Work to do:
Quote the data below in full, please, without altering anything.

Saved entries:
[START]

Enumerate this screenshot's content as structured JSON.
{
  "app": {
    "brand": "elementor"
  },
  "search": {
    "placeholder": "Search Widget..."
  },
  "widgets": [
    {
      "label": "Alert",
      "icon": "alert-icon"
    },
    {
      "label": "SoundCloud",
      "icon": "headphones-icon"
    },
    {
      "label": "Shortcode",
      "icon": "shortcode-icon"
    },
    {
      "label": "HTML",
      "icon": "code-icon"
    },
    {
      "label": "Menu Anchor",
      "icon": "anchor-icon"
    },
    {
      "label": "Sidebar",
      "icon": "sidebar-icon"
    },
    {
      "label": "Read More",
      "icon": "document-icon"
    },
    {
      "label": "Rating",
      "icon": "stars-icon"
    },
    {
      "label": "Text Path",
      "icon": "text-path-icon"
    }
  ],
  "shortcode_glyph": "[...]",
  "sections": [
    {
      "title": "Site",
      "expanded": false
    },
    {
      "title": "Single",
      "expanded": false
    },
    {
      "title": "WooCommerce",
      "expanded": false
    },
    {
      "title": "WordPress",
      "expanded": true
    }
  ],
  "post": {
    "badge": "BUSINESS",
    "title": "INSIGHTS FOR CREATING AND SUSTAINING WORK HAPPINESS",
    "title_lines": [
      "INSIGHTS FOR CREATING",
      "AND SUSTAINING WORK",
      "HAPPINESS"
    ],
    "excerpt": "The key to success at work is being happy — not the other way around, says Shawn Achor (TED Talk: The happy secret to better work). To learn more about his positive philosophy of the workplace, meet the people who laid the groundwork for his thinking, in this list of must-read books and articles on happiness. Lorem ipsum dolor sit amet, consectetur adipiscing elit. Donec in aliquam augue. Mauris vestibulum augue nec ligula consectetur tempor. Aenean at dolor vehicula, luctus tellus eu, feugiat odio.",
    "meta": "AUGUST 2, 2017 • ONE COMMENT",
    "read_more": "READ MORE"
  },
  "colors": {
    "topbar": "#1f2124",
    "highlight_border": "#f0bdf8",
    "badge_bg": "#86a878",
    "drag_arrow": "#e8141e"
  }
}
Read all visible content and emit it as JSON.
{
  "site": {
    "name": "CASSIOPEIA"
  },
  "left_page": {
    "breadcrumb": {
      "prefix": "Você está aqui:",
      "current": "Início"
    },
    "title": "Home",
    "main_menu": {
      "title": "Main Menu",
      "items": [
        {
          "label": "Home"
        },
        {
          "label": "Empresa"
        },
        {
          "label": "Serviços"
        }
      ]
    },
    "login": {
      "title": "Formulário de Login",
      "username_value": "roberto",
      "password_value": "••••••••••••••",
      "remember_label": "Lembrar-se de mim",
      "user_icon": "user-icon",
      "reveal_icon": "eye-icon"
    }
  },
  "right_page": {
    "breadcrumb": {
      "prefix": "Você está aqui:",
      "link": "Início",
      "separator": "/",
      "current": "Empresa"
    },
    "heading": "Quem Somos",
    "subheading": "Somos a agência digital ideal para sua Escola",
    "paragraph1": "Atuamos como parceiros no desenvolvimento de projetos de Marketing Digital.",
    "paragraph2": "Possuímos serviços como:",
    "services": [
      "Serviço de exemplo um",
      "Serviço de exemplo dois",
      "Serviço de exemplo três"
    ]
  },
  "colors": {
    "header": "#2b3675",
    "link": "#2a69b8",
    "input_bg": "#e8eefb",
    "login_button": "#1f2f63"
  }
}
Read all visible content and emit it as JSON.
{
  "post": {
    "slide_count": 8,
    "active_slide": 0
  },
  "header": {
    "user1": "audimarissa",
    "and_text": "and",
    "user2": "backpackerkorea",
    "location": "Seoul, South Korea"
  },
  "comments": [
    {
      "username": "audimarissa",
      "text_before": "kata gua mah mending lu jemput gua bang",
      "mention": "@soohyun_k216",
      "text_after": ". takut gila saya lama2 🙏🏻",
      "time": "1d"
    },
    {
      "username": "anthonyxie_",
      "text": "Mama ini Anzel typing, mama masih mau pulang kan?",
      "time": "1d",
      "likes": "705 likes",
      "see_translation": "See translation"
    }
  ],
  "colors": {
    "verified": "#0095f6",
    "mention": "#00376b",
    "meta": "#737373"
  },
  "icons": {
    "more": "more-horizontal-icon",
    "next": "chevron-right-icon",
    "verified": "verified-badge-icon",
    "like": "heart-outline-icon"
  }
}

[END]

Response:
Enumerate this screenshot's content as structured JSON.
{
  "app": {
    "brand": "elementor"
  },
  "search": {
    "placeholder": "Search Widget..."
  },
  "widgets": [
    {
      "label": "Alert",
      "icon": "alert-icon"
    },
    {
      "label": "SoundCloud",
      "icon": "headphones-icon"
    },
    {
      "label": "Shortcode",
      "icon": "shortcode-icon"
    },
    {
      "label": "HTML",
      "icon": "code-icon"
    },
    {
      "label": "Menu Anchor",
      "icon": "anchor-icon"
    },
    {
      "label": "Sidebar",
      "icon": "sidebar-icon"
    },
    {
      "label": "Read More",
      "icon": "document-icon"
    },
    {
      "label": "Rating",
      "icon": "stars-icon"
    },
    {
      "label": "Text Path",
      "icon": "text-path-icon"
    }
  ],
  "shortcode_glyph": "[...]",
  "sections": [
    {
      "title": "Site",
      "expanded": false
    },
    {
      "title": "Single",
      "expanded": false
    },
    {
      "title": "WooCommerce",
      "expanded": false
    },
    {
      "title": "WordPress",
      "expanded": true
    }
  ],
  "post": {
    "badge": "BUSINESS",
    "title": "INSIGHTS FOR CREATING AND SUSTAINING WORK HAPPINESS",
    "title_lines": [
      "INSIGHTS FOR CREATING",
      "AND SUSTAINING WORK",
      "HAPPINESS"
    ],
    "excerpt": "The key to success at work is being happy — not the other way around, says Shawn Achor (TED Talk: The happy secret to better work). To learn more about his positive philosophy of the workplace, meet the people who laid the groundwork for his thinking, in this list of must-read books and articles on happiness. Lorem ipsum dolor sit amet, consectetur adipiscing elit. Donec in aliquam augue. Mauris vestibulum augue nec ligula consectetur tempor. Aenean at dolor vehicula, luctus tellus eu, feugiat odio.",
    "meta": "AUGUST 2, 2017 • ONE COMMENT",
    "read_more": "READ MORE"
  },
  "colors": {
    "topbar": "#1f2124",
    "highlight_border": "#f0bdf8",
    "badge_bg": "#86a878",
    "drag_arrow": "#e8141e"
  }
}
Read all visible content and emit it as JSON.
{
  "site": {
    "name": "CASSIOPEIA"
  },
  "left_page": {
    "breadcrumb": {
      "prefix": "Você está aqui:",
      "current": "Início"
    },
    "title": "Home",
    "main_menu": {
      "title": "Main Menu",
      "items": [
        {
          "label": "Home"
        },
        {
          "label": "Empresa"
        },
        {
          "label": "Serviços"
        }
      ]
    },
    "login": {
      "title": "Formulário de Login",
      "username_value": "roberto",
      "password_value": "••••••••••••••",
      "remember_label": "Lembrar-se de mim",
      "user_icon": "user-icon",
      "reveal_icon": "eye-icon"
    }
  },
  "right_page": {
    "breadcrumb": {
      "prefix": "Você está aqui:",
      "link": "Início",
      "separator": "/",
      "current": "Empresa"
    },
    "heading": "Quem Somos",
    "subheading": "Somos a agência digital ideal para sua Escola",
    "paragraph1": "Atuamos como parceiros no desenvolvimento de projetos de Marketing Digital.",
    "paragraph2": "Possuímos serviços como:",
    "services": [
      "Serviço de exemplo um",
      "Serviço de exemplo dois",
      "Serviço de exemplo três"
    ]
  },
  "colors": {
    "header": "#2b3675",
    "link": "#2a69b8",
    "input_bg": "#e8eefb",
    "login_button": "#1f2f63"
  }
}
Read all visible content and emit it as JSON.
{
  "post": {
    "slide_count": 8,
    "active_slide": 0
  },
  "header": {
    "user1": "audimarissa",
    "and_text": "and",
    "user2": "backpackerkorea",
    "location": "Seoul, South Korea"
  },
  "comments": [
    {
      "username": "audimarissa",
      "text_before": "kata gua mah mending lu jemput gua bang",
      "mention": "@soohyun_k216",
      "text_after": ". takut gila saya lama2 🙏🏻",
      "time": "1d"
    },
    {
      "username": "anthonyxie_",
      "text": "Mama ini Anzel typing, mama masih mau pulang kan?",
      "time": "1d",
      "likes": "705 likes",
      "see_translation": "See translation"
    }
  ],
  "colors": {
    "verified": "#0095f6",
    "mention": "#00376b",
    "meta": "#737373"
  },
  "icons": {
    "more": "more-horizontal-icon",
    "next": "chevron-right-icon",
    "verified": "verified-badge-icon",
    "like": "heart-outline-icon"
  }
}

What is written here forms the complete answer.